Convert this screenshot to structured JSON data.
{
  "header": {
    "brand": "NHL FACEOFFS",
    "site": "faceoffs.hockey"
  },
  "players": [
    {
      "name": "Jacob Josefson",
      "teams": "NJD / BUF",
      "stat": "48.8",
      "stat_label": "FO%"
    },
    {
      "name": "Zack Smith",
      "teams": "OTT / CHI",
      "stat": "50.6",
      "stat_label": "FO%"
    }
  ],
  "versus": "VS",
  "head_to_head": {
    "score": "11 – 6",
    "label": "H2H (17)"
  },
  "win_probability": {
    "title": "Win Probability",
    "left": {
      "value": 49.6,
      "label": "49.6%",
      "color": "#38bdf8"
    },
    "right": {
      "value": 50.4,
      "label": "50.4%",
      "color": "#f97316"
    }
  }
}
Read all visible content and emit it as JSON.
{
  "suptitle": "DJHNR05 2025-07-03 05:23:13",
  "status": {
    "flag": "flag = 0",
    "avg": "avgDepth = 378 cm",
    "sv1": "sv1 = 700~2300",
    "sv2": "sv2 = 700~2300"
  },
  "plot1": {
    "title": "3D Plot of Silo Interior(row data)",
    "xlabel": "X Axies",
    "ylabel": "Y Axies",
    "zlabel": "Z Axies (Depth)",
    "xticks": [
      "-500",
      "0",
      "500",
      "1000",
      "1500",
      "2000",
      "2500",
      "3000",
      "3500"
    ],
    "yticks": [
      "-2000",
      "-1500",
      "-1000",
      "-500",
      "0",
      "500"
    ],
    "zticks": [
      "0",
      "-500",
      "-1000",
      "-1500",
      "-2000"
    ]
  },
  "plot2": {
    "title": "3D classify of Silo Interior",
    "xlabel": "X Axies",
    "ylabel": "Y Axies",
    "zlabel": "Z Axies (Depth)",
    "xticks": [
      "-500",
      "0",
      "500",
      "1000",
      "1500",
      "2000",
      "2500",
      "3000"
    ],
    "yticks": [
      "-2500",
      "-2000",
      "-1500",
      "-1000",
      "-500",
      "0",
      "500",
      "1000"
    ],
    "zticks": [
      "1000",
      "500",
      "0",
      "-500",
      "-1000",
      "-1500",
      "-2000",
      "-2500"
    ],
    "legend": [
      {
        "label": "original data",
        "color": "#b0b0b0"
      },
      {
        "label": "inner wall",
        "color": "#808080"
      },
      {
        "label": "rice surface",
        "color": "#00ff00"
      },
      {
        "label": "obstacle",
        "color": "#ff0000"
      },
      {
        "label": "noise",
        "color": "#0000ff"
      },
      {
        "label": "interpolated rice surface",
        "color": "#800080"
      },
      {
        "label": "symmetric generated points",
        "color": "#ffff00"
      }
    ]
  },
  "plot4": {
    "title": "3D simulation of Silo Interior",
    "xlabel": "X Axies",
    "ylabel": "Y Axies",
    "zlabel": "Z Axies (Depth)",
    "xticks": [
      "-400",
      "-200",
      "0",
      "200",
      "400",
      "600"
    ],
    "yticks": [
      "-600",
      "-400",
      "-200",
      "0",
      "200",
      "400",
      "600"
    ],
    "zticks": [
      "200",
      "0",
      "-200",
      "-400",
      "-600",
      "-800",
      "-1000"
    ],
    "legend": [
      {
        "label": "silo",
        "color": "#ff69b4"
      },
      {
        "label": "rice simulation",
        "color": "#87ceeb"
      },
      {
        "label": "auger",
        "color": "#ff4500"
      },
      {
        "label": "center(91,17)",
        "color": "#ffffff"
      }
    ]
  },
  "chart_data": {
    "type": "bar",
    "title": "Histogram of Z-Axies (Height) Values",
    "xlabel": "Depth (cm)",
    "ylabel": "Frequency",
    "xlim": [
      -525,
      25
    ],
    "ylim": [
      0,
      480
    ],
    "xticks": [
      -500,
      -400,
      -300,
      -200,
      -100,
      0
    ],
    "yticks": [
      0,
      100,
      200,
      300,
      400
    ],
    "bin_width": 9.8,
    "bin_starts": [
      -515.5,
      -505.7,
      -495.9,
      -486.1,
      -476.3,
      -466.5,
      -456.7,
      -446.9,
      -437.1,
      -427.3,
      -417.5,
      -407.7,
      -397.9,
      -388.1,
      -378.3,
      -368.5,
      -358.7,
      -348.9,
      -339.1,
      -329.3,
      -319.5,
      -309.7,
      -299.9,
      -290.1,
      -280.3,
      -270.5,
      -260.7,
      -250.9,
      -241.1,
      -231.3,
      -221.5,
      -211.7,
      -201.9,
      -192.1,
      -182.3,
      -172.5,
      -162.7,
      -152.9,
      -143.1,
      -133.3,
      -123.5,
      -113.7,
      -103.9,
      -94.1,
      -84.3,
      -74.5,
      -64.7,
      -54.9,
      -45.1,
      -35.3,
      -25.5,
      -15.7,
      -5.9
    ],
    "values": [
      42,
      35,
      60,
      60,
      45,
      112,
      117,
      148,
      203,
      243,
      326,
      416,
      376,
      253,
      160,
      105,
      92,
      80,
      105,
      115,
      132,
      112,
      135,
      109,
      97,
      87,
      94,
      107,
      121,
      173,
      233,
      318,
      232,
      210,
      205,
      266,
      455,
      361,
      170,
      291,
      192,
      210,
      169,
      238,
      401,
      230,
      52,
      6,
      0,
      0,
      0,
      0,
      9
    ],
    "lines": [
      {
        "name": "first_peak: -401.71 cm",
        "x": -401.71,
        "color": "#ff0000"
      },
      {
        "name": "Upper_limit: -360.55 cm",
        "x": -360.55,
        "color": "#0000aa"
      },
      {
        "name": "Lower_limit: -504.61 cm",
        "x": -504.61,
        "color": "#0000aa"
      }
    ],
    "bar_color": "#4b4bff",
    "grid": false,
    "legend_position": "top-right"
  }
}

---

Stated goal>
Transcribe every line of the data, exactly as it stands.

Task output>
Convert this screenshot to structured JSON data.
{
  "header": {
    "brand": "NHL FACEOFFS",
    "site": "faceoffs.hockey"
  },
  "players": [
    {
      "name": "Jacob Josefson",
      "teams": "NJD / BUF",
      "stat": "48.8",
      "stat_label": "FO%"
    },
    {
      "name": "Zack Smith",
      "teams": "OTT / CHI",
      "stat": "50.6",
      "stat_label": "FO%"
    }
  ],
  "versus": "VS",
  "head_to_head": {
    "score": "11 – 6",
    "label": "H2H (17)"
  },
  "win_probability": {
    "title": "Win Probability",
    "left": {
      "value": 49.6,
      "label": "49.6%",
      "color": "#38bdf8"
    },
    "right": {
      "value": 50.4,
      "label": "50.4%",
      "color": "#f97316"
    }
  }
}
Read all visible content and emit it as JSON.
{
  "suptitle": "DJHNR05 2025-07-03 05:23:13",
  "status": {
    "flag": "flag = 0",
    "avg": "avgDepth = 378 cm",
    "sv1": "sv1 = 700~2300",
    "sv2": "sv2 = 700~2300"
  },
  "plot1": {
    "title": "3D Plot of Silo Interior(row data)",
    "xlabel": "X Axies",
    "ylabel": "Y Axies",
    "zlabel": "Z Axies (Depth)",
    "xticks": [
      "-500",
      "0",
      "500",
      "1000",
      "1500",
      "2000",
      "2500",
      "3000",
      "3500"
    ],
    "yticks": [
      "-2000",
      "-1500",
      "-1000",
      "-500",
      "0",
      "500"
    ],
    "zticks": [
      "0",
      "-500",
      "-1000",
      "-1500",
      "-2000"
    ]
  },
  "plot2": {
    "title": "3D classify of Silo Interior",
    "xlabel": "X Axies",
    "ylabel": "Y Axies",
    "zlabel": "Z Axies (Depth)",
    "xticks": [
      "-500",
      "0",
      "500",
      "1000",
      "1500",
      "2000",
      "2500",
      "3000"
    ],
    "yticks": [
      "-2500",
      "-2000",
      "-1500",
      "-1000",
      "-500",
      "0",
      "500",
      "1000"
    ],
    "zticks": [
      "1000",
      "500",
      "0",
      "-500",
      "-1000",
      "-1500",
      "-2000",
      "-2500"
    ],
    "legend": [
      {
        "label": "original data",
        "color": "#b0b0b0"
      },
      {
        "label": "inner wall",
        "color": "#808080"
      },
      {
        "label": "rice surface",
        "color": "#00ff00"
      },
      {
        "label": "obstacle",
        "color": "#ff0000"
      },
      {
        "label": "noise",
        "color": "#0000ff"
      },
      {
        "label": "interpolated rice surface",
        "color": "#800080"
      },
      {
        "label": "symmetric generated points",
        "color": "#ffff00"
      }
    ]
  },
  "plot4": {
    "title": "3D simulation of Silo Interior",
    "xlabel": "X Axies",
    "ylabel": "Y Axies",
    "zlabel": "Z Axies (Depth)",
    "xticks": [
      "-400",
      "-200",
      "0",
      "200",
      "400",
      "600"
    ],
    "yticks": [
      "-600",
      "-400",
      "-200",
      "0",
      "200",
      "400",
      "600"
    ],
    "zticks": [
      "200",
      "0",
      "-200",
      "-400",
      "-600",
      "-800",
      "-1000"
    ],
    "legend": [
      {
        "label": "silo",
        "color": "#ff69b4"
      },
      {
        "label": "rice simulation",
        "color": "#87ceeb"
      },
      {
        "label": "auger",
        "color": "#ff4500"
      },
      {
        "label": "center(91,17)",
        "color": "#ffffff"
      }
    ]
  },
  "chart_data": {
    "type": "bar",
    "title": "Histogram of Z-Axies (Height) Values",
    "xlabel": "Depth (cm)",
    "ylabel": "Frequency",
    "xlim": [
      -525,
      25
    ],
    "ylim": [
      0,
      480
    ],
    "xticks": [
      -500,
      -400,
      -300,
      -200,
      -100,
      0
    ],
    "yticks": [
      0,
      100,
      200,
      300,
      400
    ],
    "bin_width": 9.8,
    "bin_starts": [
      -515.5,
      -505.7,
      -495.9,
      -486.1,
      -476.3,
      -466.5,
      -456.7,
      -446.9,
      -437.1,
      -427.3,
      -417.5,
      -407.7,
      -397.9,
      -388.1,
      -378.3,
      -368.5,
      -358.7,
      -348.9,
      -339.1,
      -329.3,
      -319.5,
      -309.7,
      -299.9,
      -290.1,
      -280.3,
      -270.5,
      -260.7,
      -250.9,
      -241.1,
      -231.3,
      -221.5,
      -211.7,
      -201.9,
      -192.1,
      -182.3,
      -172.5,
      -162.7,
      -152.9,
      -143.1,
      -133.3,
      -123.5,
      -113.7,
      -103.9,
      -94.1,
      -84.3,
      -74.5,
      -64.7,
      -54.9,
      -45.1,
      -35.3,
      -25.5,
      -15.7,
      -5.9
    ],
    "values": [
      42,
      35,
      60,
      60,
      45,
      112,
      117,
      148,
      203,
      243,
      326,
      416,
      376,
      253,
      160,
      105,
      92,
      80,
      105,
      115,
      132,
      112,
      135,
      109,
      97,
      87,
      94,
      107,
      121,
      173,
      233,
      318,
      232,
      210,
      205,
      266,
      455,
      361,
      170,
      291,
      192,
      210,
      169,
      238,
      401,
      230,
      52,
      6,
      0,
      0,
      0,
      0,
      9
    ],
    "lines": [
      {
        "name": "first_peak: -401.71 cm",
        "x": -401.71,
        "color": "#ff0000"
      },
      {
        "name": "Upper_limit: -360.55 cm",
        "x": -360.55,
        "color": "#0000aa"
      },
      {
        "name": "Lower_limit: -504.61 cm",
        "x": -504.61,
        "color": "#0000aa"
      }
    ],
    "bar_color": "#4b4bff",
    "grid": false,
    "legend_position": "top-right"
  }
}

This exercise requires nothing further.